## EXERCISE DETAILS
Retype the records below word for word and omit any image.

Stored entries
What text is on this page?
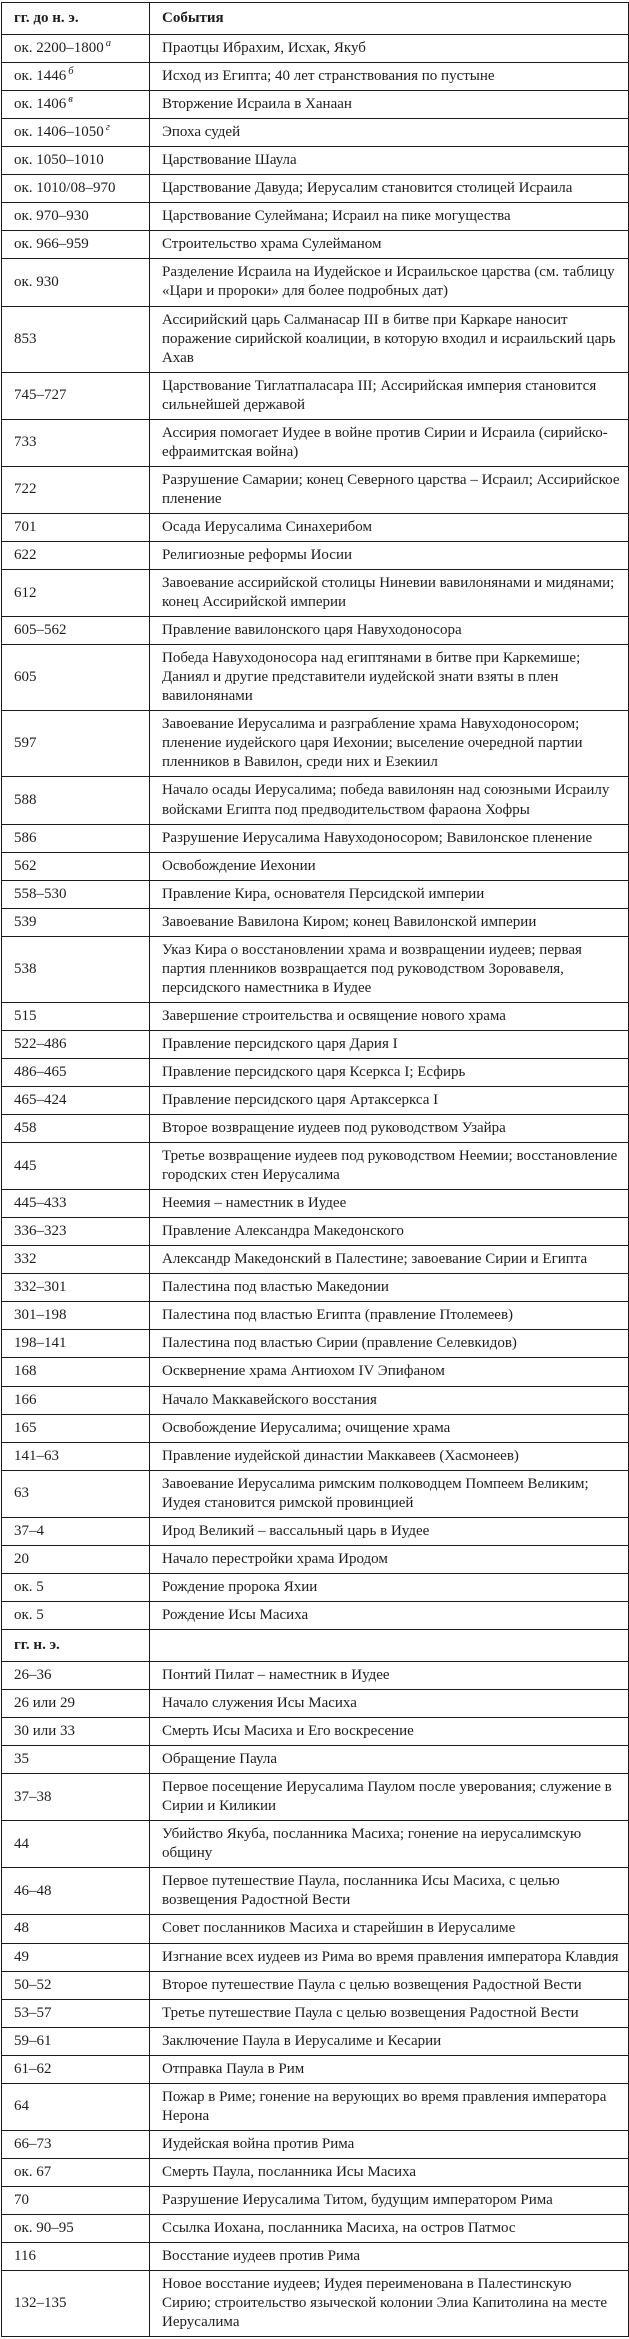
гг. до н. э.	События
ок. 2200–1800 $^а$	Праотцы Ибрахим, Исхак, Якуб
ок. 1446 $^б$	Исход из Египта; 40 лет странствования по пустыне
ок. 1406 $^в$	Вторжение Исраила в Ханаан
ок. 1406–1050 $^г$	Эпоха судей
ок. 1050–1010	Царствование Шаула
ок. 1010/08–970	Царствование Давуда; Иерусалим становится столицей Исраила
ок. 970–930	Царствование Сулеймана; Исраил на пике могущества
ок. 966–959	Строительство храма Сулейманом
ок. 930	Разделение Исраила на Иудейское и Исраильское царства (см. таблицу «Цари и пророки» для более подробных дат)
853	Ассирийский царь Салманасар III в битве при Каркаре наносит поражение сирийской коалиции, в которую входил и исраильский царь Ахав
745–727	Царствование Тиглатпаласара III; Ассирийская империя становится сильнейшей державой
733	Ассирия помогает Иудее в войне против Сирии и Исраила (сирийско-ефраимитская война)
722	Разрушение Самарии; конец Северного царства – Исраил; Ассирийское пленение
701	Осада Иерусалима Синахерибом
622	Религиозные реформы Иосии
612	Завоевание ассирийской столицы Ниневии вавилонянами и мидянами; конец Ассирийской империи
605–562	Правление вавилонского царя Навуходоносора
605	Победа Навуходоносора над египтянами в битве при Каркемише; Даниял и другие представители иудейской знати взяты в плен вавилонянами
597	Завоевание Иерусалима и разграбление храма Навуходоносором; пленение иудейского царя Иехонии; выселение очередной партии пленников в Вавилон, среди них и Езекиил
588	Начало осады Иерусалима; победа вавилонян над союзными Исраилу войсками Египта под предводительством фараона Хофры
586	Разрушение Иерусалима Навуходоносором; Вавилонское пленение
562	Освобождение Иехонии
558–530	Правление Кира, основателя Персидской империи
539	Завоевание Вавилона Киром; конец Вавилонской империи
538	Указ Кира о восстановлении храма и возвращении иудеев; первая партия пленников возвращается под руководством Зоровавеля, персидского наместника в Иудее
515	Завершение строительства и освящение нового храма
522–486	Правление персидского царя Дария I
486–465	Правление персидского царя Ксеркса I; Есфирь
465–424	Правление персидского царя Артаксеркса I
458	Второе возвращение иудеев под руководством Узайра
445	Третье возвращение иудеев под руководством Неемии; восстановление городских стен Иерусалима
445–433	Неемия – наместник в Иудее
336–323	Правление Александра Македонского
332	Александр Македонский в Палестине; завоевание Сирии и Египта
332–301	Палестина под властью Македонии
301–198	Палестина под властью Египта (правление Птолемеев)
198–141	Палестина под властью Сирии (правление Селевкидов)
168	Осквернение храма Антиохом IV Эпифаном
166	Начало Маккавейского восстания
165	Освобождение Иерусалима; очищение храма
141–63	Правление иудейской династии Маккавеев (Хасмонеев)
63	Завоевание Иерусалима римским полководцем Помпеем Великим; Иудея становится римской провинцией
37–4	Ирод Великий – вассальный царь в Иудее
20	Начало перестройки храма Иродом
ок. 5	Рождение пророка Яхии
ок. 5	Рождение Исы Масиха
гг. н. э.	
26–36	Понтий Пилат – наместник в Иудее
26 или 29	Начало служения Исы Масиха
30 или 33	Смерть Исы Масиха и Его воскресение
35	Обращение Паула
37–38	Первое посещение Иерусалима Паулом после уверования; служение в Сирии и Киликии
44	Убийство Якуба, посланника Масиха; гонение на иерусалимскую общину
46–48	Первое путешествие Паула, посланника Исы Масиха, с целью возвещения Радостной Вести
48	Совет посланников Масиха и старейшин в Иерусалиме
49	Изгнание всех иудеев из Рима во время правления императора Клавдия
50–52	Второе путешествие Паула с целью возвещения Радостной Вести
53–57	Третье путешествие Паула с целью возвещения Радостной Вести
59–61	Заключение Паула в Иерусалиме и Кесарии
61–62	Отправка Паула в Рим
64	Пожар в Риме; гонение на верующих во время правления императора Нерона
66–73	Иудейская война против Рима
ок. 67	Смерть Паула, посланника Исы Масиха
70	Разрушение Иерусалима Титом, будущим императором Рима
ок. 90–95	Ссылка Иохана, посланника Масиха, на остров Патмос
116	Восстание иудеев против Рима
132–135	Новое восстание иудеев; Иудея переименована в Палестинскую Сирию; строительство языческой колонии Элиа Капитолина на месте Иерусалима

## COMPLETE ANSWER
What text is on this page?
гг. до н. э.	События
ок. 2200–1800 $^а$	Праотцы Ибрахим, Исхак, Якуб
ок. 1446 $^б$	Исход из Египта; 40 лет странствования по пустыне
ок. 1406 $^в$	Вторжение Исраила в Ханаан
ок. 1406–1050 $^г$	Эпоха судей
ок. 1050–1010	Царствование Шаула
ок. 1010/08–970	Царствование Давуда; Иерусалим становится столицей Исраила
ок. 970–930	Царствование Сулеймана; Исраил на пике могущества
ок. 966–959	Строительство храма Сулейманом
ок. 930	Разделение Исраила на Иудейское и Исраильское царства (см. таблицу «Цари и пророки» для более подробных дат)
853	Ассирийский царь Салманасар III в битве при Каркаре наносит поражение сирийской коалиции, в которую входил и исраильский царь Ахав
745–727	Царствование Тиглатпаласара III; Ассирийская империя становится сильнейшей державой
733	Ассирия помогает Иудее в войне против Сирии и Исраила (сирийско-ефраимитская война)
722	Разрушение Самарии; конец Северного царства – Исраил; Ассирийское пленение
701	Осада Иерусалима Синахерибом
622	Религиозные реформы Иосии
612	Завоевание ассирийской столицы Ниневии вавилонянами и мидянами; конец Ассирийской империи
605–562	Правление вавилонского царя Навуходоносора
605	Победа Навуходоносора над египтянами в битве при Каркемише; Даниял и другие представители иудейской знати взяты в плен вавилонянами
597	Завоевание Иерусалима и разграбление храма Навуходоносором; пленение иудейского царя Иехонии; выселение очередной партии пленников в Вавилон, среди них и Езекиил
588	Начало осады Иерусалима; победа вавилонян над союзными Исраилу войсками Египта под предводительством фараона Хофры
586	Разрушение Иерусалима Навуходоносором; Вавилонское пленение
562	Освобождение Иехонии
558–530	Правление Кира, основателя Персидской империи
539	Завоевание Вавилона Киром; конец Вавилонской империи
538	Указ Кира о восстановлении храма и возвращении иудеев; первая партия пленников возвращается под руководством Зоровавеля, персидского наместника в Иудее
515	Завершение строительства и освящение нового храма
522–486	Правление персидского царя Дария I
486–465	Правление персидского царя Ксеркса I; Есфирь
465–424	Правление персидского царя Артаксеркса I
458	Второе возвращение иудеев под руководством Узайра
445	Третье возвращение иудеев под руководством Неемии; восстановление городских стен Иерусалима
445–433	Неемия – наместник в Иудее
336–323	Правление Александра Македонского
332	Александр Македонский в Палестине; завоевание Сирии и Египта
332–301	Палестина под властью Македонии
301–198	Палестина под властью Египта (правление Птолемеев)
198–141	Палестина под властью Сирии (правление Селевкидов)
168	Осквернение храма Антиохом IV Эпифаном
166	Начало Маккавейского восстания
165	Освобождение Иерусалима; очищение храма
141–63	Правление иудейской династии Маккавеев (Хасмонеев)
63	Завоевание Иерусалима римским полководцем Помпеем Великим; Иудея становится римской провинцией
37–4	Ирод Великий – вассальный царь в Иудее
20	Начало перестройки храма Иродом
ок. 5	Рождение пророка Яхии
ок. 5	Рождение Исы Масиха
гг. н. э.	
26–36	Понтий Пилат – наместник в Иудее
26 или 29	Начало служения Исы Масиха
30 или 33	Смерть Исы Масиха и Его воскресение
35	Обращение Паула
37–38	Первое посещение Иерусалима Паулом после уверования; служение в Сирии и Киликии
44	Убийство Якуба, посланника Масиха; гонение на иерусалимскую общину
46–48	Первое путешествие Паула, посланника Исы Масиха, с целью возвещения Радостной Вести
48	Совет посланников Масиха и старейшин в Иерусалиме
49	Изгнание всех иудеев из Рима во время правления императора Клавдия
50–52	Второе путешествие Паула с целью возвещения Радостной Вести
53–57	Третье путешествие Паула с целью возвещения Радостной Вести
59–61	Заключение Паула в Иерусалиме и Кесарии
61–62	Отправка Паула в Рим
64	Пожар в Риме; гонение на верующих во время правления императора Нерона
66–73	Иудейская война против Рима
ок. 67	Смерть Паула, посланника Исы Масиха
70	Разрушение Иерусалима Титом, будущим императором Рима
ок. 90–95	Ссылка Иохана, посланника Масиха, на остров Патмос
116	Восстание иудеев против Рима
132–135	Новое восстание иудеев; Иудея переименована в Палестинскую Сирию; строительство языческой колонии Элиа Капитолина на месте Иерусалима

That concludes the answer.